* DIRECTIONS FOR THIS TASK: Word for word, quote all of the material, omitting the pictures.

* DATASET RECORDS:
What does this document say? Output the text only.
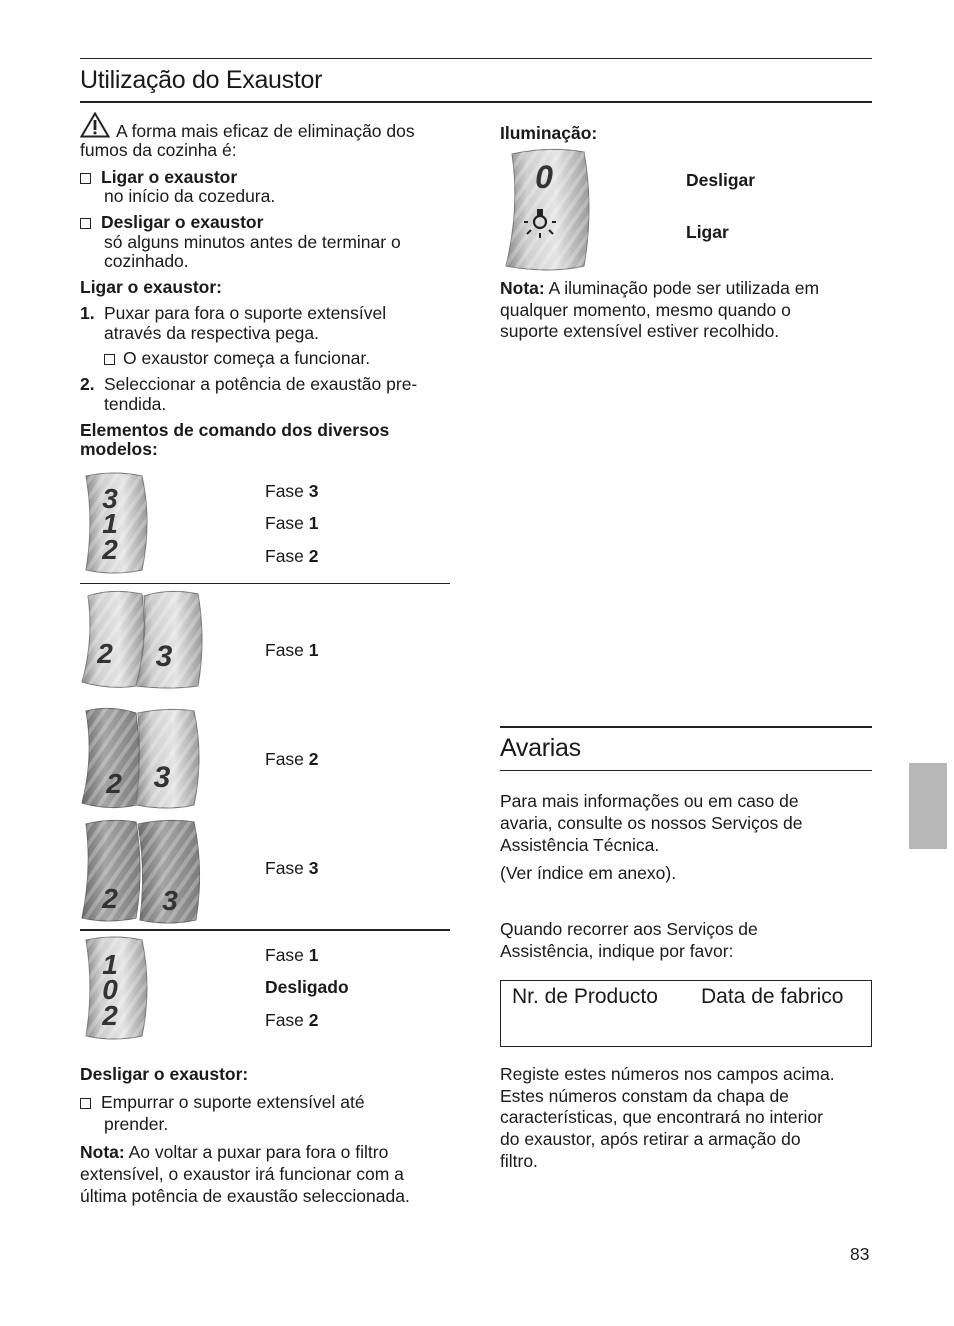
Utilização do Exaustor
A forma mais eficaz de eliminação dos
fumos da cozinha é:
Ligar o exaustor
no início da cozedura.
Desligar o exaustor
só alguns minutos antes de terminar o
cozinhado.
Ligar o exaustor:
1. Puxar para fora o suporte extensível
através da respectiva pega.
O exaustor começa a funcionar.
2. Seleccionar a potência de exaustão pre-
tendida.
Elementos de comando dos diversos
modelos:
3
1
2
Fase 3
Fase 1
Fase 2
2 3	Fase 1
2 3
Fase 2
2 3
Fase 3
1
0
2
Fase 1
Desligado
Fase 2
Desligar o exaustor:
Empurrar o suporte extensível até
prender.
Nota: Ao voltar a puxar para fora o filtro
extensível, o exaustor irá funcionar com a
última potência de exaustão seleccionada.
Iluminação:
0	Desligar
Ligar
Nota: A iluminação pode ser utilizada em
qualquer momento, mesmo quando o
suporte extensível estiver recolhido.
Avarias
Para mais informações ou em caso de
avaria, consulte os nossos Serviços de
Assistência Técnica.
(Ver índice em anexo).
Quando recorrer aos Serviços de
Assistência, indique por favor:
Nr. de Producto Data de fabrico
Registe estes números nos campos acima.
Estes números constam da chapa de
características, que encontrará no interior
do exaustor, após retirar a armação do
filtro.
83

* EXERCISE RESULT:
What does this document say? Output the text only.
Utilização do Exaustor
A forma mais eficaz de eliminação dos
fumos da cozinha é:
Ligar o exaustor
no início da cozedura.
Desligar o exaustor
só alguns minutos antes de terminar o
cozinhado.
Ligar o exaustor:
1. Puxar para fora o suporte extensível
através da respectiva pega.
O exaustor começa a funcionar.
2. Seleccionar a potência de exaustão pre-
tendida.
Elementos de comando dos diversos
modelos:
3
1
2
Fase 3
Fase 1
Fase 2
2 3	Fase 1
2 3
Fase 2
2 3
Fase 3
1
0
2
Fase 1
Desligado
Fase 2
Desligar o exaustor:
Empurrar o suporte extensível até
prender.
Nota: Ao voltar a puxar para fora o filtro
extensível, o exaustor irá funcionar com a
última potência de exaustão seleccionada.
Iluminação:
0	Desligar
Ligar
Nota: A iluminação pode ser utilizada em
qualquer momento, mesmo quando o
suporte extensível estiver recolhido.
Avarias
Para mais informações ou em caso de
avaria, consulte os nossos Serviços de
Assistência Técnica.
(Ver índice em anexo).
Quando recorrer aos Serviços de
Assistência, indique por favor:
Nr. de Producto Data de fabrico
Registe estes números nos campos acima.
Estes números constam da chapa de
características, que encontrará no interior
do exaustor, após retirar a armação do
filtro.
83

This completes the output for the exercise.